Data for the task:
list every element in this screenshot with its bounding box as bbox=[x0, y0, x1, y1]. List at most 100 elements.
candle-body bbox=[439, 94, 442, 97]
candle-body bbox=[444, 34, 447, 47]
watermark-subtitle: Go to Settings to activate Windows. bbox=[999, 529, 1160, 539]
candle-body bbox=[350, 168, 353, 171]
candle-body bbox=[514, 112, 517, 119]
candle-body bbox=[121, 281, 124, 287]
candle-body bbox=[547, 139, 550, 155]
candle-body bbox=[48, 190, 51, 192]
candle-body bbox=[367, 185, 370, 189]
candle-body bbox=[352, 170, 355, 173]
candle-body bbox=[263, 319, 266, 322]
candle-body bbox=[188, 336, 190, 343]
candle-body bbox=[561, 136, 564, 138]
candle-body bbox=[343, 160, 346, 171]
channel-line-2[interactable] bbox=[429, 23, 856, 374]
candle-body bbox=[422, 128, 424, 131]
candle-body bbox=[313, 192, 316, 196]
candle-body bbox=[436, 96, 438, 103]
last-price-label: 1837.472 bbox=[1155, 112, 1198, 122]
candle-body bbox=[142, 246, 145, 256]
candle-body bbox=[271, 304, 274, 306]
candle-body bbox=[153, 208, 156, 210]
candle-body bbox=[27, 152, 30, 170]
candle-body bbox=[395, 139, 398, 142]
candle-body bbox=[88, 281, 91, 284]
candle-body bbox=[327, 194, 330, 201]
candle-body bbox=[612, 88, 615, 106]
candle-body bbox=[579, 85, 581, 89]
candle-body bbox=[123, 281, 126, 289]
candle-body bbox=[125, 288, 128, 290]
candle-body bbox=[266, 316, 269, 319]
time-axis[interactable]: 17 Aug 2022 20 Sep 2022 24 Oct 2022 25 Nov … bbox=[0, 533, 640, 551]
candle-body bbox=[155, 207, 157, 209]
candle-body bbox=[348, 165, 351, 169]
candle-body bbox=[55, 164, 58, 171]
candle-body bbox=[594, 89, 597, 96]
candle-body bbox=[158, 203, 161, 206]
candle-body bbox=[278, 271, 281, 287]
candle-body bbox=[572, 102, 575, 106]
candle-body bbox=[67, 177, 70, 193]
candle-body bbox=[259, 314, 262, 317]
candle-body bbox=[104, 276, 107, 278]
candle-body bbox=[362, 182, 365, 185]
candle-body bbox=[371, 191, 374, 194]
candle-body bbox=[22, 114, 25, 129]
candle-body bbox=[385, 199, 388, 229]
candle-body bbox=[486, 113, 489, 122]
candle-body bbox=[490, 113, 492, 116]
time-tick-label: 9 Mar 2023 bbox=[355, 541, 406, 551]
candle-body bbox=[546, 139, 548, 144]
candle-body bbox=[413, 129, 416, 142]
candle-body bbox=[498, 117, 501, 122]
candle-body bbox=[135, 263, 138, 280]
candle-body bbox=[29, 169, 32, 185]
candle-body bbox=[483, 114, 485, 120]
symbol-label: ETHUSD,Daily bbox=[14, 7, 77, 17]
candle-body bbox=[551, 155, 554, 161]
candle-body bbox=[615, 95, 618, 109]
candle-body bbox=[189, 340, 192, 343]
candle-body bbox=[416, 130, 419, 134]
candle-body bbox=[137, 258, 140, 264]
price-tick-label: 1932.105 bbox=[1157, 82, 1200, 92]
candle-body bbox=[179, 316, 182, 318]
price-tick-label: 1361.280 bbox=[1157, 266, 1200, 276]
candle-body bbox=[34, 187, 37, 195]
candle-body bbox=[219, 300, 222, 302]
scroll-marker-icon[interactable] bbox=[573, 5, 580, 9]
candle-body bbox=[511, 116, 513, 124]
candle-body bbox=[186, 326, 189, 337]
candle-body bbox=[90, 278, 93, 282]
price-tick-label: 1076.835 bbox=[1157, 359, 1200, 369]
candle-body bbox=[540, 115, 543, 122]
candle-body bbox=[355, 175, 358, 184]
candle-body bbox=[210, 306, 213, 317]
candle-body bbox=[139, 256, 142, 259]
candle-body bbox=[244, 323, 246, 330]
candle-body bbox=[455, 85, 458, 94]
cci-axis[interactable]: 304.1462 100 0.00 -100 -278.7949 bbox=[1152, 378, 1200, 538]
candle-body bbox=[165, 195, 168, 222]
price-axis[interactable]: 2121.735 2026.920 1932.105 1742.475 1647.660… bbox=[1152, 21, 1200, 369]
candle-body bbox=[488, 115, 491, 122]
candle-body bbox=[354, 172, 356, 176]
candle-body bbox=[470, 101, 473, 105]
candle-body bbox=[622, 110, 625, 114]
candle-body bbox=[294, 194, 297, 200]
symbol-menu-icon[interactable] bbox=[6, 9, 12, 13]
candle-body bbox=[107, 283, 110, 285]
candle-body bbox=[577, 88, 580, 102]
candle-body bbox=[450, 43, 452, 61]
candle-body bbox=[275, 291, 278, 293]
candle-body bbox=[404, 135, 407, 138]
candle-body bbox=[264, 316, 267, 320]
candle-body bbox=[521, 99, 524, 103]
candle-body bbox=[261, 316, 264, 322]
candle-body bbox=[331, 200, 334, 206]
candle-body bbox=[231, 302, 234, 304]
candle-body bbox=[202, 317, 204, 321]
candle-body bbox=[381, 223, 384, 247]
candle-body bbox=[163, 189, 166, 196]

What you are asked to do:
Count how many lines in the entries above contain the string "symbol". Reply with the number alone.

Correct result:
2